■ **Data for the task**
— BEGIN —
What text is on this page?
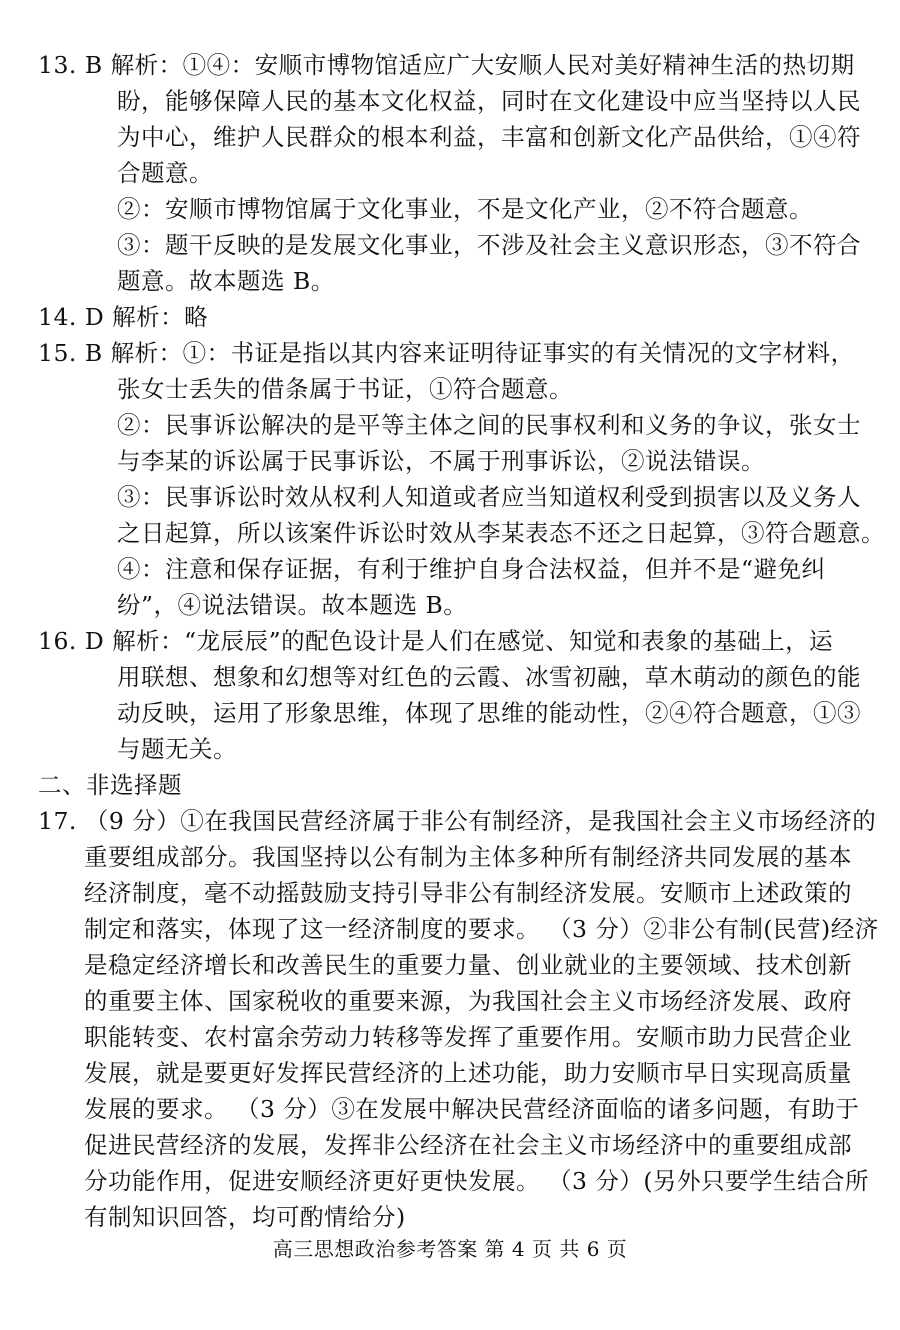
13. B 解析：①④：安顺市博物馆适应广大安顺人民对美好精神生活的热切期
盼，能够保障人民的基本文化权益，同时在文化建设中应当坚持以人民
为中心，维护人民群众的根本利益，丰富和创新文化产品供给，①④符
合题意。
②：安顺市博物馆属于文化事业，不是文化产业，②不符合题意。
③：题干反映的是发展文化事业，不涉及社会主义意识形态，③不符合
题意。故本题选 B。
14. D 解析：略
15. B 解析：①：书证是指以其内容来证明待证事实的有关情况的文字材料，
张女士丢失的借条属于书证，①符合题意。
②：民事诉讼解决的是平等主体之间的民事权利和义务的争议，张女士
与李某的诉讼属于民事诉讼，不属于刑事诉讼，②说法错误。
③：民事诉讼时效从权利人知道或者应当知道权利受到损害以及义务人
之日起算，所以该案件诉讼时效从李某表态不还之日起算，③符合题意。
④：注意和保存证据，有利于维护自身合法权益，但并不是“避免纠
纷”，④说法错误。故本题选 B。
16. D 解析：“龙辰辰”的配色设计是人们在感觉、知觉和表象的基础上，运
用联想、想象和幻想等对红色的云霞、冰雪初融，草木萌动的颜色的能
动反映，运用了形象思维，体现了思维的能动性，②④符合题意，①③
与题无关。
二、非选择题
17. （9 分）①在我国民营经济属于非公有制经济，是我国社会主义市场经济的
重要组成部分。我国坚持以公有制为主体多种所有制经济共同发展的基本
经济制度，毫不动摇鼓励支持引导非公有制经济发展。安顺市上述政策的
制定和落实，体现了这一经济制度的要求。 （3 分）②非公有制(民营)经济
是稳定经济增长和改善民生的重要力量、创业就业的主要领域、技术创新
的重要主体、国家税收的重要来源，为我国社会主义市场经济发展、政府
职能转变、农村富余劳动力转移等发挥了重要作用。安顺市助力民营企业
发展，就是要更好发挥民营经济的上述功能，助力安顺市早日实现高质量
发展的要求。 （3 分）③在发展中解决民营经济面临的诸多问题，有助于
促进民营经济的发展，发挥非公经济在社会主义市场经济中的重要组成部
分功能作用，促进安顺经济更好更快发展。 （3 分）(另外只要学生结合所
有制知识回答，均可酌情给分)
高三思想政治参考答案 第 4 页 共 6 页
— END —
■ **Exercise requirements**
Output all of the records exactly as they appear above, but not the pictures.

■ **Final answer**
What text is on this page?
13. B 解析：①④：安顺市博物馆适应广大安顺人民对美好精神生活的热切期
盼，能够保障人民的基本文化权益，同时在文化建设中应当坚持以人民
为中心，维护人民群众的根本利益，丰富和创新文化产品供给，①④符
合题意。
②：安顺市博物馆属于文化事业，不是文化产业，②不符合题意。
③：题干反映的是发展文化事业，不涉及社会主义意识形态，③不符合
题意。故本题选 B。
14. D 解析：略
15. B 解析：①：书证是指以其内容来证明待证事实的有关情况的文字材料，
张女士丢失的借条属于书证，①符合题意。
②：民事诉讼解决的是平等主体之间的民事权利和义务的争议，张女士
与李某的诉讼属于民事诉讼，不属于刑事诉讼，②说法错误。
③：民事诉讼时效从权利人知道或者应当知道权利受到损害以及义务人
之日起算，所以该案件诉讼时效从李某表态不还之日起算，③符合题意。
④：注意和保存证据，有利于维护自身合法权益，但并不是“避免纠
纷”，④说法错误。故本题选 B。
16. D 解析：“龙辰辰”的配色设计是人们在感觉、知觉和表象的基础上，运
用联想、想象和幻想等对红色的云霞、冰雪初融，草木萌动的颜色的能
动反映，运用了形象思维，体现了思维的能动性，②④符合题意，①③
与题无关。
二、非选择题
17. （9 分）①在我国民营经济属于非公有制经济，是我国社会主义市场经济的
重要组成部分。我国坚持以公有制为主体多种所有制经济共同发展的基本
经济制度，毫不动摇鼓励支持引导非公有制经济发展。安顺市上述政策的
制定和落实，体现了这一经济制度的要求。 （3 分）②非公有制(民营)经济
是稳定经济增长和改善民生的重要力量、创业就业的主要领域、技术创新
的重要主体、国家税收的重要来源，为我国社会主义市场经济发展、政府
职能转变、农村富余劳动力转移等发挥了重要作用。安顺市助力民营企业
发展，就是要更好发挥民营经济的上述功能，助力安顺市早日实现高质量
发展的要求。 （3 分）③在发展中解决民营经济面临的诸多问题，有助于
促进民营经济的发展，发挥非公经济在社会主义市场经济中的重要组成部
分功能作用，促进安顺经济更好更快发展。 （3 分）(另外只要学生结合所
有制知识回答，均可酌情给分)
高三思想政治参考答案 第 4 页 共 6 页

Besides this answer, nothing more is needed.